** Objective **
Repeat the records verbatim and leave the pictures out of your copy.

::::

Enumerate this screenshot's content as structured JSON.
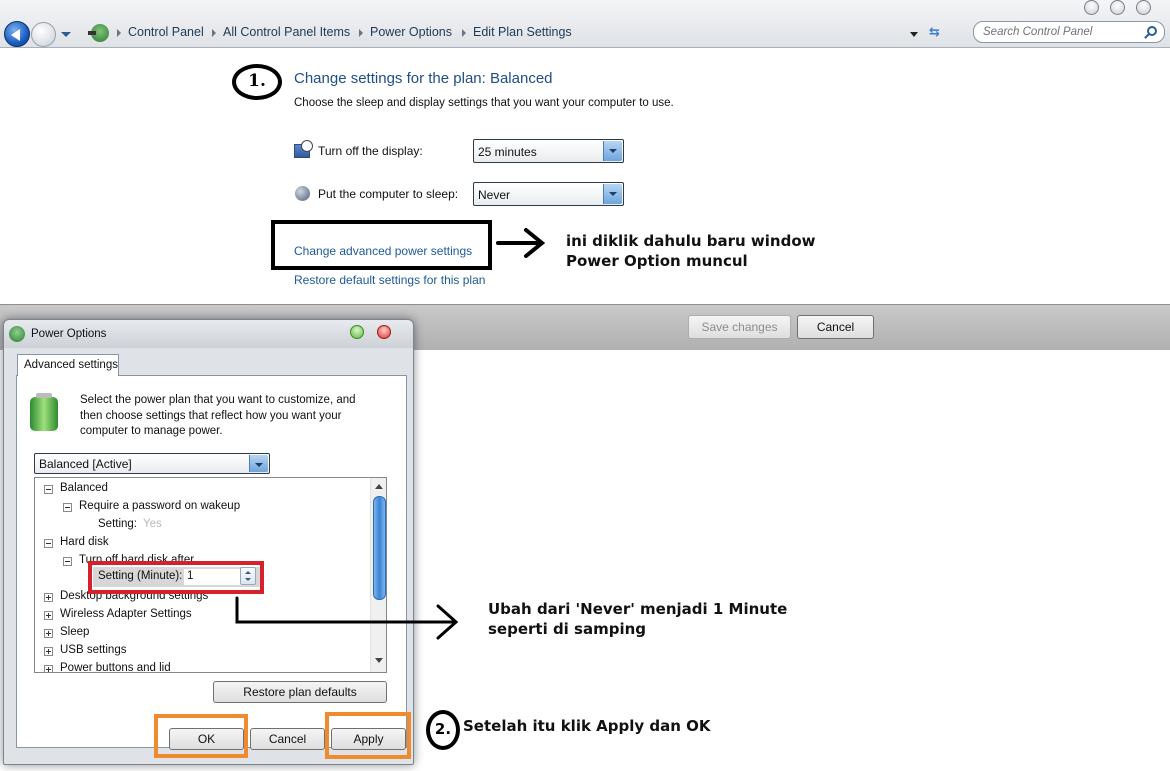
{
  "explorer": {
    "breadcrumb": [
      "Control Panel",
      "All Control Panel Items",
      "Power Options",
      "Edit Plan Settings"
    ],
    "search_placeholder": "Search Control Panel"
  },
  "plan_settings": {
    "heading": "Change settings for the plan: Balanced",
    "subheading": "Choose the sleep and display settings that you want your computer to use.",
    "display_label": "Turn off the display:",
    "display_value": "25 minutes",
    "sleep_label": "Put the computer to sleep:",
    "sleep_value": "Never",
    "advanced_link": "Change advanced power settings",
    "restore_link": "Restore default settings for this plan",
    "save_button": "Save changes",
    "cancel_button": "Cancel"
  },
  "dialog": {
    "title": "Power Options",
    "tab": "Advanced settings",
    "intro": "Select the power plan that you want to customize, and then choose settings that reflect how you want your computer to manage power.",
    "plan_select": "Balanced [Active]",
    "tree": {
      "balanced": "Balanced",
      "require_password": "Require a password on wakeup",
      "setting_label": "Setting:",
      "setting_value": "Yes",
      "hard_disk": "Hard disk",
      "turn_off_disk": "Turn off hard disk after",
      "minute_label": "Setting (Minute):",
      "minute_value": "1",
      "desktop_bg": "Desktop background settings",
      "wireless": "Wireless Adapter Settings",
      "sleep": "Sleep",
      "usb": "USB settings",
      "power_buttons": "Power buttons and lid"
    },
    "restore_button": "Restore plan defaults",
    "ok_button": "OK",
    "cancel_button": "Cancel",
    "apply_button": "Apply"
  },
  "annotations": {
    "step0_line1": "ini diklik dahulu baru window",
    "step0_line2": "Power Option muncul",
    "step1_marker": "1.",
    "step1_line1": "Ubah dari 'Never' menjadi 1 Minute",
    "step1_line2": "seperti di samping",
    "step2_marker": "2.",
    "step2_text": "Setelah itu klik Apply dan OK"
  }
}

::::

** Solution to the problem **
Enumerate this screenshot's content as structured JSON.
{
  "explorer": {
    "breadcrumb": [
      "Control Panel",
      "All Control Panel Items",
      "Power Options",
      "Edit Plan Settings"
    ],
    "search_placeholder": "Search Control Panel"
  },
  "plan_settings": {
    "heading": "Change settings for the plan: Balanced",
    "subheading": "Choose the sleep and display settings that you want your computer to use.",
    "display_label": "Turn off the display:",
    "display_value": "25 minutes",
    "sleep_label": "Put the computer to sleep:",
    "sleep_value": "Never",
    "advanced_link": "Change advanced power settings",
    "restore_link": "Restore default settings for this plan",
    "save_button": "Save changes",
    "cancel_button": "Cancel"
  },
  "dialog": {
    "title": "Power Options",
    "tab": "Advanced settings",
    "intro": "Select the power plan that you want to customize, and then choose settings that reflect how you want your computer to manage power.",
    "plan_select": "Balanced [Active]",
    "tree": {
      "balanced": "Balanced",
      "require_password": "Require a password on wakeup",
      "setting_label": "Setting:",
      "setting_value": "Yes",
      "hard_disk": "Hard disk",
      "turn_off_disk": "Turn off hard disk after",
      "minute_label": "Setting (Minute):",
      "minute_value": "1",
      "desktop_bg": "Desktop background settings",
      "wireless": "Wireless Adapter Settings",
      "sleep": "Sleep",
      "usb": "USB settings",
      "power_buttons": "Power buttons and lid"
    },
    "restore_button": "Restore plan defaults",
    "ok_button": "OK",
    "cancel_button": "Cancel",
    "apply_button": "Apply"
  },
  "annotations": {
    "step0_line1": "ini diklik dahulu baru window",
    "step0_line2": "Power Option muncul",
    "step1_marker": "1.",
    "step1_line1": "Ubah dari 'Never' menjadi 1 Minute",
    "step1_line2": "seperti di samping",
    "step2_marker": "2.",
    "step2_text": "Setelah itu klik Apply dan OK"
  }
}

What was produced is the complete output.